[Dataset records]

## Begin

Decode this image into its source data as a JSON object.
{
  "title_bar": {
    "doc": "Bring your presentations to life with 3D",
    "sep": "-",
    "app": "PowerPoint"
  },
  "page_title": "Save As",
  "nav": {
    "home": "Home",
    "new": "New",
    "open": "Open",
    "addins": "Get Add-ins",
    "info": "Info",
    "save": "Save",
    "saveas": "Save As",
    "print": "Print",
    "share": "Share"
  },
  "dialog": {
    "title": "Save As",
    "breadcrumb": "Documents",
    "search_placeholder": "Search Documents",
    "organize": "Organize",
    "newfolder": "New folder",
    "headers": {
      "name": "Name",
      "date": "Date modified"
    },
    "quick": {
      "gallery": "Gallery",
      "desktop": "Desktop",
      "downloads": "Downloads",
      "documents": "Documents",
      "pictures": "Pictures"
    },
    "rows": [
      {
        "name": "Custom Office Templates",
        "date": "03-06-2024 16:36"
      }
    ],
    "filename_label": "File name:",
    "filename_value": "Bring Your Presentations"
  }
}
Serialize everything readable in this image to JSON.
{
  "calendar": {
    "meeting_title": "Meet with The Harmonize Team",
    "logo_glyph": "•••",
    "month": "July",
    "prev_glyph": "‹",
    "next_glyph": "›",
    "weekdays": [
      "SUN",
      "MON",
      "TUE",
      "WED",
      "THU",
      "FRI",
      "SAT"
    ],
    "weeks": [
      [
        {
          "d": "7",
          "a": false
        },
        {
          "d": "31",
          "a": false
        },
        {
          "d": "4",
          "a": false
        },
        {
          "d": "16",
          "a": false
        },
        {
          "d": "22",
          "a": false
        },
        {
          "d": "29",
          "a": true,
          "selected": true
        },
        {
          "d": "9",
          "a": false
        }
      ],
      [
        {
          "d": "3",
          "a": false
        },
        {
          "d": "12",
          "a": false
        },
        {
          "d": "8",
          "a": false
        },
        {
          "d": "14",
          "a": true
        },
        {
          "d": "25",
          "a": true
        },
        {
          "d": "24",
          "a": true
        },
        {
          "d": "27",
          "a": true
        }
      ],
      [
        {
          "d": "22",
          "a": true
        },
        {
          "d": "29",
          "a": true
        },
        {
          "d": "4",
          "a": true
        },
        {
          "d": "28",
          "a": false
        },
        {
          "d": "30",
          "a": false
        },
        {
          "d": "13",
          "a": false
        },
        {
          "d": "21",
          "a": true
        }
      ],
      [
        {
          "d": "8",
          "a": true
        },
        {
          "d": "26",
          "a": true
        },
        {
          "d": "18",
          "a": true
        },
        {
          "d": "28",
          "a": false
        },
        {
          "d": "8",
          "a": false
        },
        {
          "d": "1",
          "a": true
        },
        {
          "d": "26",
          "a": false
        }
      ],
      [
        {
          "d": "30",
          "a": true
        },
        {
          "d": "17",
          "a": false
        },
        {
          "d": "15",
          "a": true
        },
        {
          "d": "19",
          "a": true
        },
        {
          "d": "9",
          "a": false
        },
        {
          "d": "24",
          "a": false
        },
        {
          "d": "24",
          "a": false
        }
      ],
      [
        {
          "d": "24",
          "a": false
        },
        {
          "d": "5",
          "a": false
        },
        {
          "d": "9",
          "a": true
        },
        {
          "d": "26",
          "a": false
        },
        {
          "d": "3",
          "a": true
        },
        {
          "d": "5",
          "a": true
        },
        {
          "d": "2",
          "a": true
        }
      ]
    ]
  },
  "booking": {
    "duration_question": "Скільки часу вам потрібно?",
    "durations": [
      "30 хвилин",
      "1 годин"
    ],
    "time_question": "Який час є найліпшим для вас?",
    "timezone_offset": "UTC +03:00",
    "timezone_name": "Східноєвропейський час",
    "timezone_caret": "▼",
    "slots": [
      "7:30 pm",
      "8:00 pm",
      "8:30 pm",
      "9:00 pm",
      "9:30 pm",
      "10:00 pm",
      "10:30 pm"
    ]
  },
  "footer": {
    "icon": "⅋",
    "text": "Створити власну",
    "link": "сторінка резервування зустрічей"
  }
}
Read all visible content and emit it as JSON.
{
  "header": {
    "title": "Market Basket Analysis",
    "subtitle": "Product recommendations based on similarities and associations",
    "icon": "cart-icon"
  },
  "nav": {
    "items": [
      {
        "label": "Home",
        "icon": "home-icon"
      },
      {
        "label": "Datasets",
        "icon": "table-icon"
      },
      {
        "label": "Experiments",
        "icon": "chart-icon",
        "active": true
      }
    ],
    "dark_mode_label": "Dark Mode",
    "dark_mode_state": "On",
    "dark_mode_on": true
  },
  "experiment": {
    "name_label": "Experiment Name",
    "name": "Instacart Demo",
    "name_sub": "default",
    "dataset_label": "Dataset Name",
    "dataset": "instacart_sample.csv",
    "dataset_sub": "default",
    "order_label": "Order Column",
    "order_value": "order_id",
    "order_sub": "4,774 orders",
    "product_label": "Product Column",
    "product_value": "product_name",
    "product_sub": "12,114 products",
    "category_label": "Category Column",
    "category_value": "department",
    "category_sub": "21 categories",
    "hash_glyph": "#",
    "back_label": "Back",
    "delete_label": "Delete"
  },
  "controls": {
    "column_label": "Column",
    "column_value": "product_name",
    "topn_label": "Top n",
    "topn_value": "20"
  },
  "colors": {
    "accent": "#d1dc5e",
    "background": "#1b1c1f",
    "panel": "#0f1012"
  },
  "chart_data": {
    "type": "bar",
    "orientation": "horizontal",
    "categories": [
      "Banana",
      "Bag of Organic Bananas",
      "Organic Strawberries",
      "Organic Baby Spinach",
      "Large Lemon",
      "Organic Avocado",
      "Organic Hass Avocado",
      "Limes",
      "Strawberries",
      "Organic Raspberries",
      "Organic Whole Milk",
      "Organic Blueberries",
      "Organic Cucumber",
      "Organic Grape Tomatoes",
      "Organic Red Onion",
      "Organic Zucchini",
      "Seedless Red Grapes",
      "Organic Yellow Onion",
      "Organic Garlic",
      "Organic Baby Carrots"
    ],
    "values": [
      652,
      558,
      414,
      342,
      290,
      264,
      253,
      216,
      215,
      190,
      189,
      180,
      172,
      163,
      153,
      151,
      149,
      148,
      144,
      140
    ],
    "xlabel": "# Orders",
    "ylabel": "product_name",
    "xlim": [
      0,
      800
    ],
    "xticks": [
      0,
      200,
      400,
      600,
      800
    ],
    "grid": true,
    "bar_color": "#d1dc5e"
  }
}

## End

▸ Short problem
Scan the data above; copy every line where "Onion" appears.

▸ Solved exercise
      "Organic Red Onion",
      "Organic Yellow Onion",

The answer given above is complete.